#### [WHAT IS REQUIRED]
What follows is a block of records; reproduce all of it verbatim.
-- BEGIN RECORDS SUPPLIED --
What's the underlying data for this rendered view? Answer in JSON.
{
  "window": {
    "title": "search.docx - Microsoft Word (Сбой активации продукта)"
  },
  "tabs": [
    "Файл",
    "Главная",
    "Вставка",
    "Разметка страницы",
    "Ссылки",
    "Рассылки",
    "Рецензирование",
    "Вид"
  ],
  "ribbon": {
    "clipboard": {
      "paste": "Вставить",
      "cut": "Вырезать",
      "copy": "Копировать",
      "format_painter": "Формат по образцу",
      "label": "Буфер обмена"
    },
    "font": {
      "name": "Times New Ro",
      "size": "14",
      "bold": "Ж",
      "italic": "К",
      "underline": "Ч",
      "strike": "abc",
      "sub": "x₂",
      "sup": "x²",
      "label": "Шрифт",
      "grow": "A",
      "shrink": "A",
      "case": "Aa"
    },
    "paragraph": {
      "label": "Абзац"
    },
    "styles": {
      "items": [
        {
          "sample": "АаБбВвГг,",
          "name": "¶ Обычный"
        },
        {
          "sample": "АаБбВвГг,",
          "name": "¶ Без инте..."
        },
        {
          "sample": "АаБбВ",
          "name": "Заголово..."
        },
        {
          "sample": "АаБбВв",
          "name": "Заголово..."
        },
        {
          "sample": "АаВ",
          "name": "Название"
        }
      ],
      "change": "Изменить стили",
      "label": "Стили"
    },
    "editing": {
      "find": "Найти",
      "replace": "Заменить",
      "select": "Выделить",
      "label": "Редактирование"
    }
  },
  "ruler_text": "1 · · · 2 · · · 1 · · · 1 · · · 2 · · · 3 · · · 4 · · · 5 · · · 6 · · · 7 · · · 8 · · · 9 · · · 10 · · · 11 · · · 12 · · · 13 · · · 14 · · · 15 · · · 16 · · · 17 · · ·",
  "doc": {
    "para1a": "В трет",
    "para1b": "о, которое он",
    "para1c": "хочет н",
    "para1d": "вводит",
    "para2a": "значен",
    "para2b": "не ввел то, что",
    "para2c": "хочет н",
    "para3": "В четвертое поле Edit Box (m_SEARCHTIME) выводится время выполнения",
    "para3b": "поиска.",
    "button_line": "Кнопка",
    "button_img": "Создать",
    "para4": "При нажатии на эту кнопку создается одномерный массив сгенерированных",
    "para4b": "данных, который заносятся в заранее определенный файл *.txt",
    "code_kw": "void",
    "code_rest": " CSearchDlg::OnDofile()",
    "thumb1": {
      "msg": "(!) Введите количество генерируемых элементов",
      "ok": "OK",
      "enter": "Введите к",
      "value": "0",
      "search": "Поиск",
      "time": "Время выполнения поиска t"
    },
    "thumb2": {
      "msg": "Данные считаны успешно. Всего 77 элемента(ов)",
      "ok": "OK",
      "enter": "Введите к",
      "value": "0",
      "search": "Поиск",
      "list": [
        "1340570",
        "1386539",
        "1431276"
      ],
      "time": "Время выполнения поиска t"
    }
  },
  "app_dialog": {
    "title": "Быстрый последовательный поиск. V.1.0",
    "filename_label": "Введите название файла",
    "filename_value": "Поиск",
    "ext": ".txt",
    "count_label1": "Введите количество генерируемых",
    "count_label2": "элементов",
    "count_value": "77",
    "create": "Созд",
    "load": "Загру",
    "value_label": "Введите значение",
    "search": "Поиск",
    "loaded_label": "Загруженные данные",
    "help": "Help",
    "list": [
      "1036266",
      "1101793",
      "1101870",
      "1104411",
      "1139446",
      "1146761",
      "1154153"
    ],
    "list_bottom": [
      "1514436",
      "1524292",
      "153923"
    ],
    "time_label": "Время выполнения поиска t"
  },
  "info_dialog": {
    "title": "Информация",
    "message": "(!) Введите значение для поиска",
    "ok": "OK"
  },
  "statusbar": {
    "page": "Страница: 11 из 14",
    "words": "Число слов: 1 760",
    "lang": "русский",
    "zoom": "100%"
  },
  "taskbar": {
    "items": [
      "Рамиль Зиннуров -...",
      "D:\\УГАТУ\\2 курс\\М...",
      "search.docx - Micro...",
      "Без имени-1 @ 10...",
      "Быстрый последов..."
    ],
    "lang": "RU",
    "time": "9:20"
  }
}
-- END RECORDS SUPPLIED --
#### [IN RESPONSE]
What's the underlying data for this rendered view? Answer in JSON.
{
  "window": {
    "title": "search.docx - Microsoft Word (Сбой активации продукта)"
  },
  "tabs": [
    "Файл",
    "Главная",
    "Вставка",
    "Разметка страницы",
    "Ссылки",
    "Рассылки",
    "Рецензирование",
    "Вид"
  ],
  "ribbon": {
    "clipboard": {
      "paste": "Вставить",
      "cut": "Вырезать",
      "copy": "Копировать",
      "format_painter": "Формат по образцу",
      "label": "Буфер обмена"
    },
    "font": {
      "name": "Times New Ro",
      "size": "14",
      "bold": "Ж",
      "italic": "К",
      "underline": "Ч",
      "strike": "abc",
      "sub": "x₂",
      "sup": "x²",
      "label": "Шрифт",
      "grow": "A",
      "shrink": "A",
      "case": "Aa"
    },
    "paragraph": {
      "label": "Абзац"
    },
    "styles": {
      "items": [
        {
          "sample": "АаБбВвГг,",
          "name": "¶ Обычный"
        },
        {
          "sample": "АаБбВвГг,",
          "name": "¶ Без инте..."
        },
        {
          "sample": "АаБбВ",
          "name": "Заголово..."
        },
        {
          "sample": "АаБбВв",
          "name": "Заголово..."
        },
        {
          "sample": "АаВ",
          "name": "Название"
        }
      ],
      "change": "Изменить стили",
      "label": "Стили"
    },
    "editing": {
      "find": "Найти",
      "replace": "Заменить",
      "select": "Выделить",
      "label": "Редактирование"
    }
  },
  "ruler_text": "1 · · · 2 · · · 1 · · · 1 · · · 2 · · · 3 · · · 4 · · · 5 · · · 6 · · · 7 · · · 8 · · · 9 · · · 10 · · · 11 · · · 12 · · · 13 · · · 14 · · · 15 · · · 16 · · · 17 · · ·",
  "doc": {
    "para1a": "В трет",
    "para1b": "о, которое он",
    "para1c": "хочет н",
    "para1d": "вводит",
    "para2a": "значен",
    "para2b": "не ввел то, что",
    "para2c": "хочет н",
    "para3": "В четвертое поле Edit Box (m_SEARCHTIME) выводится время выполнения",
    "para3b": "поиска.",
    "button_line": "Кнопка",
    "button_img": "Создать",
    "para4": "При нажатии на эту кнопку создается одномерный массив сгенерированных",
    "para4b": "данных, который заносятся в заранее определенный файл *.txt",
    "code_kw": "void",
    "code_rest": " CSearchDlg::OnDofile()",
    "thumb1": {
      "msg": "(!) Введите количество генерируемых элементов",
      "ok": "OK",
      "enter": "Введите к",
      "value": "0",
      "search": "Поиск",
      "time": "Время выполнения поиска t"
    },
    "thumb2": {
      "msg": "Данные считаны успешно. Всего 77 элемента(ов)",
      "ok": "OK",
      "enter": "Введите к",
      "value": "0",
      "search": "Поиск",
      "list": [
        "1340570",
        "1386539",
        "1431276"
      ],
      "time": "Время выполнения поиска t"
    }
  },
  "app_dialog": {
    "title": "Быстрый последовательный поиск. V.1.0",
    "filename_label": "Введите название файла",
    "filename_value": "Поиск",
    "ext": ".txt",
    "count_label1": "Введите количество генерируемых",
    "count_label2": "элементов",
    "count_value": "77",
    "create": "Созд",
    "load": "Загру",
    "value_label": "Введите значение",
    "search": "Поиск",
    "loaded_label": "Загруженные данные",
    "help": "Help",
    "list": [
      "1036266",
      "1101793",
      "1101870",
      "1104411",
      "1139446",
      "1146761",
      "1154153"
    ],
    "list_bottom": [
      "1514436",
      "1524292",
      "153923"
    ],
    "time_label": "Время выполнения поиска t"
  },
  "info_dialog": {
    "title": "Информация",
    "message": "(!) Введите значение для поиска",
    "ok": "OK"
  },
  "statusbar": {
    "page": "Страница: 11 из 14",
    "words": "Число слов: 1 760",
    "lang": "русский",
    "zoom": "100%"
  },
  "taskbar": {
    "items": [
      "Рамиль Зиннуров -...",
      "D:\\УГАТУ\\2 курс\\М...",
      "search.docx - Micro...",
      "Без имени-1 @ 10...",
      "Быстрый последов..."
    ],
    "lang": "RU",
    "time": "9:20"
  }
}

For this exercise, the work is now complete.